Data items
========================

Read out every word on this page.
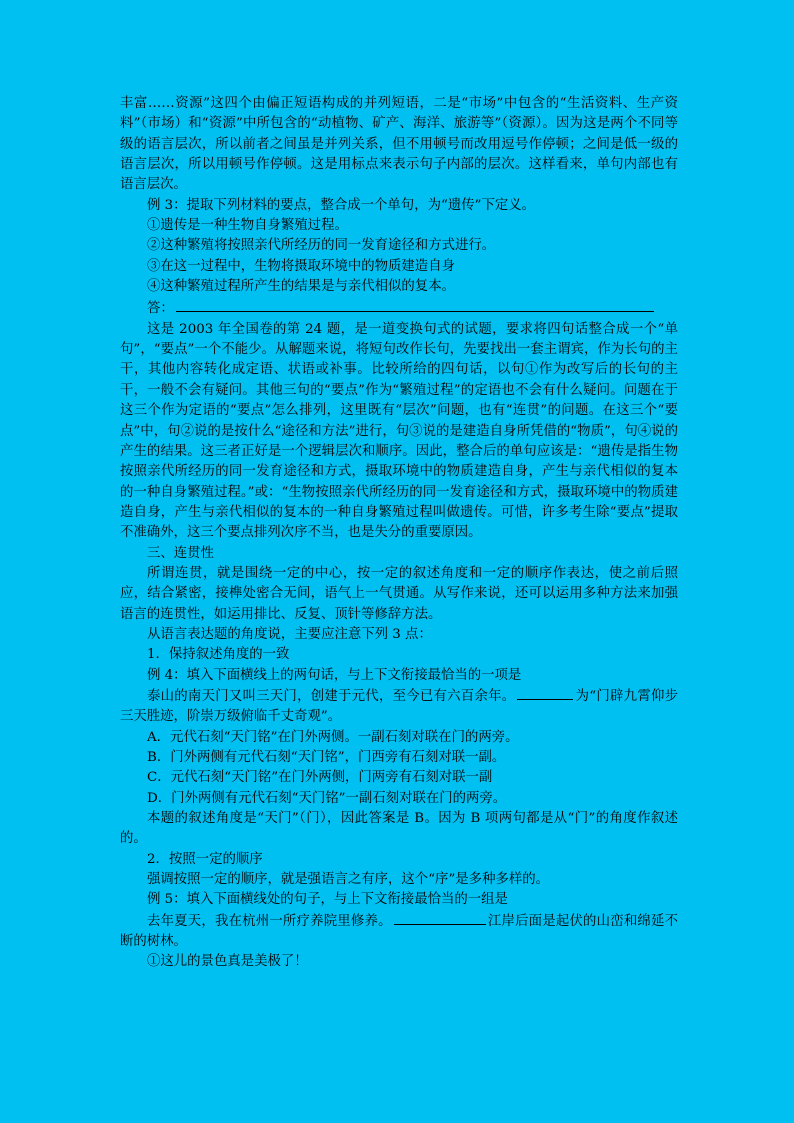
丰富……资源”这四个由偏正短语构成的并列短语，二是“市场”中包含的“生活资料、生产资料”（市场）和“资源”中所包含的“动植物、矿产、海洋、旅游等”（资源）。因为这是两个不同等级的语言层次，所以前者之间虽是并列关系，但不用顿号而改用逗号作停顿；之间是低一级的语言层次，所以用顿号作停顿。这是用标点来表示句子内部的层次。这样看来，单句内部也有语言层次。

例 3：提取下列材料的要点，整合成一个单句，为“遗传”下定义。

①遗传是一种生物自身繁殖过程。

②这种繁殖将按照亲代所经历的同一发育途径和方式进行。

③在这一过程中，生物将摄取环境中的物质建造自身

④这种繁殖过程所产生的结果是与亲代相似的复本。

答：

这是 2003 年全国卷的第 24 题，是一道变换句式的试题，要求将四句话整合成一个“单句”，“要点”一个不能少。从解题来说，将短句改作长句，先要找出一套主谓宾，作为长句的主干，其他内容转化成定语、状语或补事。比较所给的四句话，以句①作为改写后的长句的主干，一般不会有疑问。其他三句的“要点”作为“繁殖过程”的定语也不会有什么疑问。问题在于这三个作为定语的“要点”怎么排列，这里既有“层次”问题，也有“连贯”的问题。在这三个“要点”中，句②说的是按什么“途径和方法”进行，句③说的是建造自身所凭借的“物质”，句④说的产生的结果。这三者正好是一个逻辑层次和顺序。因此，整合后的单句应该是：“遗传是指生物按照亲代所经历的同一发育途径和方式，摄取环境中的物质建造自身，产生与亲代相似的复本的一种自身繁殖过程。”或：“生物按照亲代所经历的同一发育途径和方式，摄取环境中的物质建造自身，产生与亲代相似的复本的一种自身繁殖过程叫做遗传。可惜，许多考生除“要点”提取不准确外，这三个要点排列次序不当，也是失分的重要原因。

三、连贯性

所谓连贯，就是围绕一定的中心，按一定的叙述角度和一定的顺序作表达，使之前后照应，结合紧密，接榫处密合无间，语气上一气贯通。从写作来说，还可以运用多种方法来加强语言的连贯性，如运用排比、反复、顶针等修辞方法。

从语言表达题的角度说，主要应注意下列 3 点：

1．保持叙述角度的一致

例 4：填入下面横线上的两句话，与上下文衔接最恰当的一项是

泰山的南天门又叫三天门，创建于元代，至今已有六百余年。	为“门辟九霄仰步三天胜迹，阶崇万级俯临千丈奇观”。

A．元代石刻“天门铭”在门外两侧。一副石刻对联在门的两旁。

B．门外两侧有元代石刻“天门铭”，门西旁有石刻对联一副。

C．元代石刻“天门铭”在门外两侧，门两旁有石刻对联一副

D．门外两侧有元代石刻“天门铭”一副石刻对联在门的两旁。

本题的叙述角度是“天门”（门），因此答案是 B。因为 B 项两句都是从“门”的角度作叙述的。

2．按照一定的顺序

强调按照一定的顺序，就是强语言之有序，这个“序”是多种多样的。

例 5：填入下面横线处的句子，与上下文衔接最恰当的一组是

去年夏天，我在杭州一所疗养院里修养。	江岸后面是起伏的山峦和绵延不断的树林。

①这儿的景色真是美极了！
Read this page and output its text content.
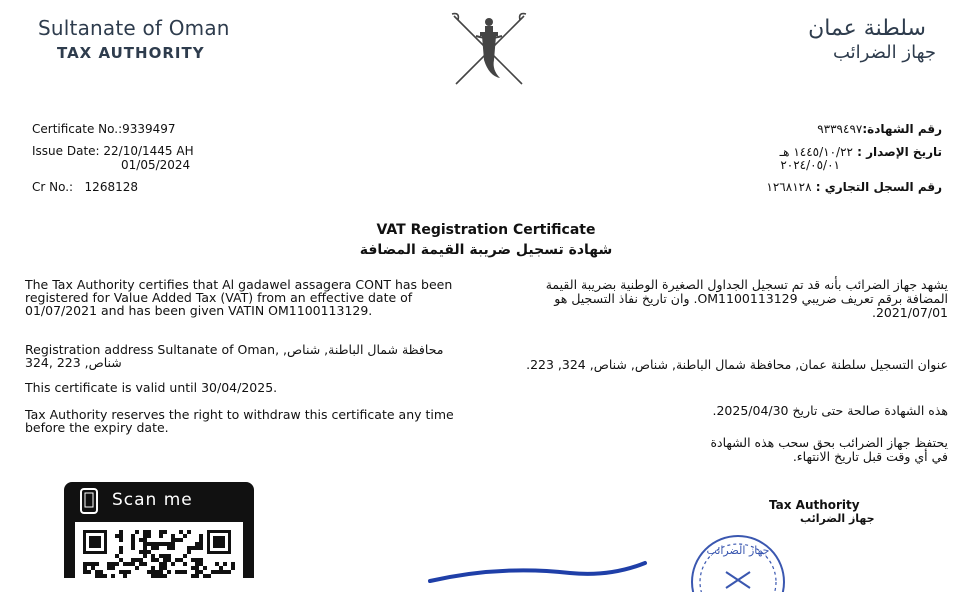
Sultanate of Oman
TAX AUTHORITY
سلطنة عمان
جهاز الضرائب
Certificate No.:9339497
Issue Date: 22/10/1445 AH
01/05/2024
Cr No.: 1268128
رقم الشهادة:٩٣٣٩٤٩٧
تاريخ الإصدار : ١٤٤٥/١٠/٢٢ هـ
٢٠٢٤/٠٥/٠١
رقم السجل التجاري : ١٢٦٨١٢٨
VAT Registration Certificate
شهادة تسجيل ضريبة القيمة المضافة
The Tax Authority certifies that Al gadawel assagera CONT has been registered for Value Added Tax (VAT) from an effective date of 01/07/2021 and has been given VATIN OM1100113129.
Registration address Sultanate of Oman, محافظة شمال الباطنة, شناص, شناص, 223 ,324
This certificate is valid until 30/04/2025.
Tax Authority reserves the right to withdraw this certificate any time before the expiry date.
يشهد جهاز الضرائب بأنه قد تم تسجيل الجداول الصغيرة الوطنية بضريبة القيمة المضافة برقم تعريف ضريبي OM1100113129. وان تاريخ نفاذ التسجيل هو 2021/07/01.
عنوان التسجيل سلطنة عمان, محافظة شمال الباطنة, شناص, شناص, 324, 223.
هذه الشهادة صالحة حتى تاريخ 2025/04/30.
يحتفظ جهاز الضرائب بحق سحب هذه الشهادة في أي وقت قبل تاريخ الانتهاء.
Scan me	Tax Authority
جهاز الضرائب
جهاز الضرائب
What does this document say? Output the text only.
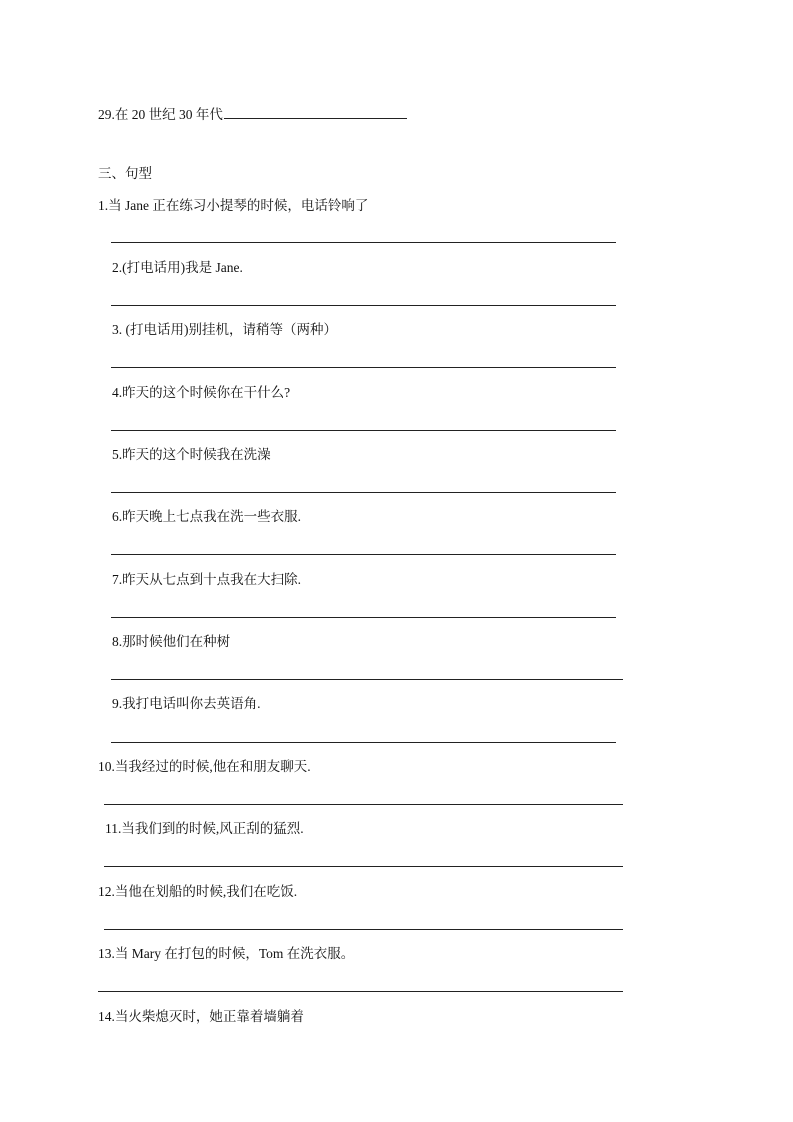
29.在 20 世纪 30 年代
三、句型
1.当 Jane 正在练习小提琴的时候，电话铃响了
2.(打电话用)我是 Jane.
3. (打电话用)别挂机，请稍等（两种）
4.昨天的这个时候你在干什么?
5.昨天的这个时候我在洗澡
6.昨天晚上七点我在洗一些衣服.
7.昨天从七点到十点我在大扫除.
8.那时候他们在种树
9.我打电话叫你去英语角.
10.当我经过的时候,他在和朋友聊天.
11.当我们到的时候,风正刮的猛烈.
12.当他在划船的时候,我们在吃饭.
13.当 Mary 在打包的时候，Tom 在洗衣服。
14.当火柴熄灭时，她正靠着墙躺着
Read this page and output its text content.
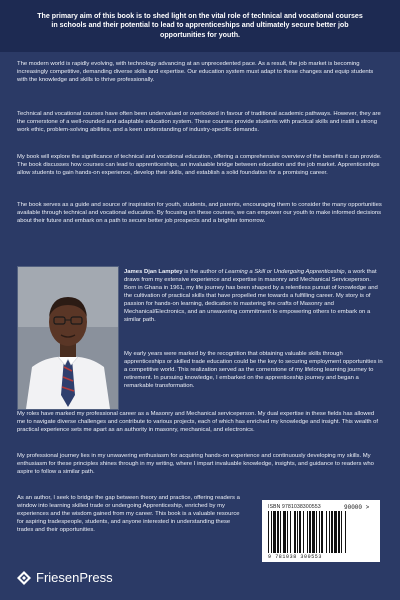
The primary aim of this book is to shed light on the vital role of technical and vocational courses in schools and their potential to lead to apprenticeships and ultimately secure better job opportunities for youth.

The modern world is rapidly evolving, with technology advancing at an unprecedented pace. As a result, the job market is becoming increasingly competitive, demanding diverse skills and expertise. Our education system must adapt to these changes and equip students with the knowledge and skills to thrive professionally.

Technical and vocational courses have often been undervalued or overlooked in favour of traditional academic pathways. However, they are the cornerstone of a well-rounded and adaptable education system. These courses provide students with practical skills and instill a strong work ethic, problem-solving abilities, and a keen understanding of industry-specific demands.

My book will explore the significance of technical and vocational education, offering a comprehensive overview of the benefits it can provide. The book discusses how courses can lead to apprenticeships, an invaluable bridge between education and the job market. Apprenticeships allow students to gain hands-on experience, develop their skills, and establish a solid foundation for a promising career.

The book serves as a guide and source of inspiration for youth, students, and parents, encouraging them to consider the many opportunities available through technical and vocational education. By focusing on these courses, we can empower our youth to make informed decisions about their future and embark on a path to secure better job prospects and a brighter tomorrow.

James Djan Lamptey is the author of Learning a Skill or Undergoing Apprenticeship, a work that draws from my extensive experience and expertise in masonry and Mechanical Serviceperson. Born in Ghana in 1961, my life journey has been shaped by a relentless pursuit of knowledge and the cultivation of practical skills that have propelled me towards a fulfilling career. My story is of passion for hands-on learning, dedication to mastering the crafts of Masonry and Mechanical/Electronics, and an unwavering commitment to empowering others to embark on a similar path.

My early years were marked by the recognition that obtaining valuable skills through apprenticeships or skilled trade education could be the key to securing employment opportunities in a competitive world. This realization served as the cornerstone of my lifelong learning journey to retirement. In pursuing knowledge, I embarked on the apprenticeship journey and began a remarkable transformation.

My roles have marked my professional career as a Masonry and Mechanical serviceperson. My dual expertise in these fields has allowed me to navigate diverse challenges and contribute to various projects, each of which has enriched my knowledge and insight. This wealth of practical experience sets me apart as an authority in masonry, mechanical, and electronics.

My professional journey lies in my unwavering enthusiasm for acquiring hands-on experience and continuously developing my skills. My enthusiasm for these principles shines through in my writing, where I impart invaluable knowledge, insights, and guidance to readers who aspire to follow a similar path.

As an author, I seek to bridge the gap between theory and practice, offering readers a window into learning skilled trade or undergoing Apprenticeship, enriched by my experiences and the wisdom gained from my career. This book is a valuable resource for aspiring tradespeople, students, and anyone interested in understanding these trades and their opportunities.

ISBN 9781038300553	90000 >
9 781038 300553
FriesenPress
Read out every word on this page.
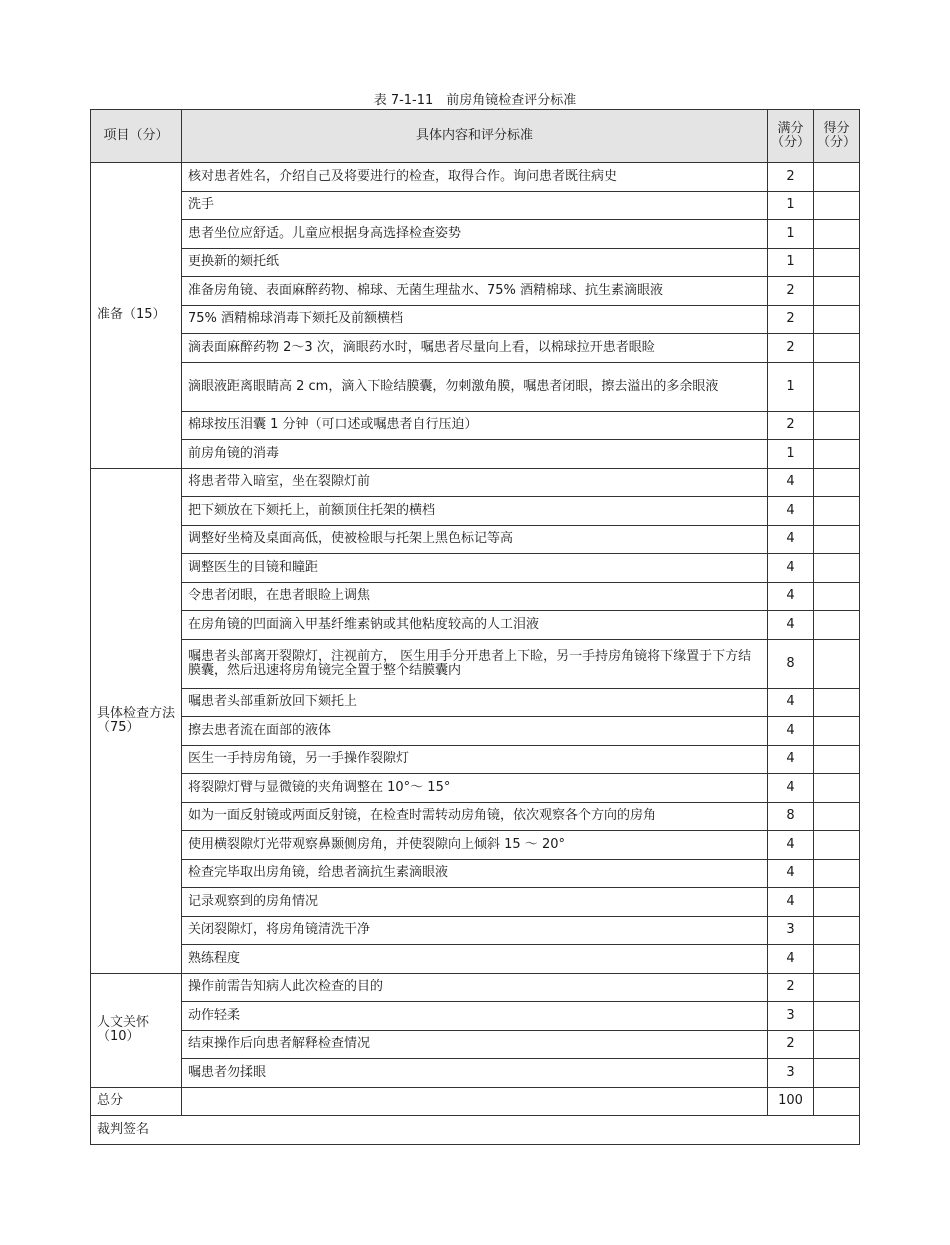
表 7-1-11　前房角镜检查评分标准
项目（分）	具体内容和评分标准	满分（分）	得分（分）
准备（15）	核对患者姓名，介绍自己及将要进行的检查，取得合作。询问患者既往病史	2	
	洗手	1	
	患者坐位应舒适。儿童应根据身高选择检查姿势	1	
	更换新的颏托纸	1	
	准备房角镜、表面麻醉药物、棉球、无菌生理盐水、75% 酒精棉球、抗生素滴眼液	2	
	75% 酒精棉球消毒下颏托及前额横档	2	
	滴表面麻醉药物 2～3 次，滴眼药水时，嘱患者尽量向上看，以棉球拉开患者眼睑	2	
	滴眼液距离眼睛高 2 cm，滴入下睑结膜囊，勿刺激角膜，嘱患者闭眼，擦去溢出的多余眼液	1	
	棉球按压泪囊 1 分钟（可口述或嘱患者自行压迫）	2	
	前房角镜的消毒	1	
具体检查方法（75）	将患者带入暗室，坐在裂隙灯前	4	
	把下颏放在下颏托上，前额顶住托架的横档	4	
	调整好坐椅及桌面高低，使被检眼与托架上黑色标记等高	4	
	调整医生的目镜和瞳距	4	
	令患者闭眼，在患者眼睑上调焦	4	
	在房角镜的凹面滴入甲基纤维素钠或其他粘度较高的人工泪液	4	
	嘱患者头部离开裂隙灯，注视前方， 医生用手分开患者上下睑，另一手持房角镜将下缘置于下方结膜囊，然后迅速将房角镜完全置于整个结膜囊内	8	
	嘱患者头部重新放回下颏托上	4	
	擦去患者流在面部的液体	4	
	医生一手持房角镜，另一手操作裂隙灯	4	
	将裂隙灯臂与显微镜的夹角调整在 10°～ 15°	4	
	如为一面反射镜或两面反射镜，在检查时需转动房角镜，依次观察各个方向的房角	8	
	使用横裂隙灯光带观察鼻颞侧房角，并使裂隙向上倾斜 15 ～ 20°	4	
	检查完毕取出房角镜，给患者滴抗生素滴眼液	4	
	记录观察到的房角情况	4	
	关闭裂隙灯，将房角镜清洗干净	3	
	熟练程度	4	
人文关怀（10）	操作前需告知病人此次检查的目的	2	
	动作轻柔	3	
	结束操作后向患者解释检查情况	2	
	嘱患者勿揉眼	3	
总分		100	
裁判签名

========================

Pick out and copy the lines of the material that include the word "understanding".

**THE RESULT**
Technical and vocational courses have often been undervalued or overlooked in favour of traditional academic pathways. However, they are the cornerstone of a well-rounded and adaptable education system. These courses provide students with practical skills and instill a strong work ethic, problem-solving abilities, and a keen understanding of industry-specific demands.
As an author, I seek to bridge the gap between theory and practice, offering readers a window into learning skilled trade or undergoing Apprenticeship, enriched by my experiences and the wisdom gained from my career. This book is a valuable resource for aspiring tradespeople, students, and anyone interested in understanding these trades and their opportunities.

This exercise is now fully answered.